# Supplied records

---

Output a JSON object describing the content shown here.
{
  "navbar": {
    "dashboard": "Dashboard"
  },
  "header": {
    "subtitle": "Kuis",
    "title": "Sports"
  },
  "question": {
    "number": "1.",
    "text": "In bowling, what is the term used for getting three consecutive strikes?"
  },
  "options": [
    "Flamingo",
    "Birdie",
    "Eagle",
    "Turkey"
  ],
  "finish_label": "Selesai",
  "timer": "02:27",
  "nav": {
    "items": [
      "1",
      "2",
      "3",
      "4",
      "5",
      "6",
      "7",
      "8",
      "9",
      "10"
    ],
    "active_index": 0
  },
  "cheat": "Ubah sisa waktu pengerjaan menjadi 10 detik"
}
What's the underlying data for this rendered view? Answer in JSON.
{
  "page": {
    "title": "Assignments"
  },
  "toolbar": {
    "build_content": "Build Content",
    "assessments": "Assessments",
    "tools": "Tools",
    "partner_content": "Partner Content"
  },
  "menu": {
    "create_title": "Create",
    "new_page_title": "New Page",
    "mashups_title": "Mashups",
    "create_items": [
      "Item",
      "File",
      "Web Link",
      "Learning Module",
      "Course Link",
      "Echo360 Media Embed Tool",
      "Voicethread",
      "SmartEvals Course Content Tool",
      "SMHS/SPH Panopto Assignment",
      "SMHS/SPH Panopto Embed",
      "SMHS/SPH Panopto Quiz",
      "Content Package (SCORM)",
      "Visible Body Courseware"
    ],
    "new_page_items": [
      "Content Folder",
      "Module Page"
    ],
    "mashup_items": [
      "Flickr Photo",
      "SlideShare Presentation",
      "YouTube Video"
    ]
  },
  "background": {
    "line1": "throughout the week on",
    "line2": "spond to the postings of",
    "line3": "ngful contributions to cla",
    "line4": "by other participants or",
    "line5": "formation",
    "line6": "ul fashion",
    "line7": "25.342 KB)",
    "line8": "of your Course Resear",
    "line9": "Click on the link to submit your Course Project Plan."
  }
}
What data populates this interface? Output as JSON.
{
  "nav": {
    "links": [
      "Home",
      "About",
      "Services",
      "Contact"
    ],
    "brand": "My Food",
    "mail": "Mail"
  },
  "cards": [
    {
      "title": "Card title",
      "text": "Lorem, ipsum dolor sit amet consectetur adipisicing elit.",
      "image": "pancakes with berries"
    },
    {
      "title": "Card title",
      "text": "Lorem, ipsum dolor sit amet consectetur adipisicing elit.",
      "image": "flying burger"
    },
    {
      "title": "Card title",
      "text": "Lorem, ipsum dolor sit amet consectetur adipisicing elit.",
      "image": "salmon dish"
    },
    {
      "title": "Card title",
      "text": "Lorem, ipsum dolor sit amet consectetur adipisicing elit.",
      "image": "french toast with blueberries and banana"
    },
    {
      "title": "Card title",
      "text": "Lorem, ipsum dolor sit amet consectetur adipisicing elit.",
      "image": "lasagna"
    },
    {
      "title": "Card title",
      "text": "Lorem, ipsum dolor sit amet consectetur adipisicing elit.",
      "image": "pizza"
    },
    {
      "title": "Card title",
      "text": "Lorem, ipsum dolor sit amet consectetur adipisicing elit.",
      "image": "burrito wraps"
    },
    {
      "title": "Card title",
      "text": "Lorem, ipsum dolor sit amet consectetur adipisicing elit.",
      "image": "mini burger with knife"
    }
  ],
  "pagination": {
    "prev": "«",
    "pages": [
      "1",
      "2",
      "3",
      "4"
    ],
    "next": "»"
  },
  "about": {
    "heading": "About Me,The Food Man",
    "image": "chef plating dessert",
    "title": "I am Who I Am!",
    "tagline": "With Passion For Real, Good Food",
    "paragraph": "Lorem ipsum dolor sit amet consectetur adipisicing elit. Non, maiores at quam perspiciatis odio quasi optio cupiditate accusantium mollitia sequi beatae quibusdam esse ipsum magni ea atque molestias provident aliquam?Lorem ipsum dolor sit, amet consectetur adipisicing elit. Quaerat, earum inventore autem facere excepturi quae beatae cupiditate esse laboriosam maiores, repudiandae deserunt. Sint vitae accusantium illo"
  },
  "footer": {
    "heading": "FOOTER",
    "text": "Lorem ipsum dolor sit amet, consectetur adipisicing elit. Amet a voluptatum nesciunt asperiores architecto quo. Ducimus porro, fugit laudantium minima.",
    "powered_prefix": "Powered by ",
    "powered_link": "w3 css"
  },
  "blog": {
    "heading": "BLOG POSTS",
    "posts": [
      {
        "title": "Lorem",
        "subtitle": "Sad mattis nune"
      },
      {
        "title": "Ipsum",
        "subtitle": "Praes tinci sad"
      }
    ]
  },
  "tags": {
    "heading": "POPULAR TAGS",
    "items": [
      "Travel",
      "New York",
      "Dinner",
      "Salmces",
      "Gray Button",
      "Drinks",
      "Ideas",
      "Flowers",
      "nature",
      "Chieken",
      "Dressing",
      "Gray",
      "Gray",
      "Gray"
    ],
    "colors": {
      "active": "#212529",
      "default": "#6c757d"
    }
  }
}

---

# What is asked
Determine how many lines include the string "SMHS". Give no answer but the number.

# Answer below
3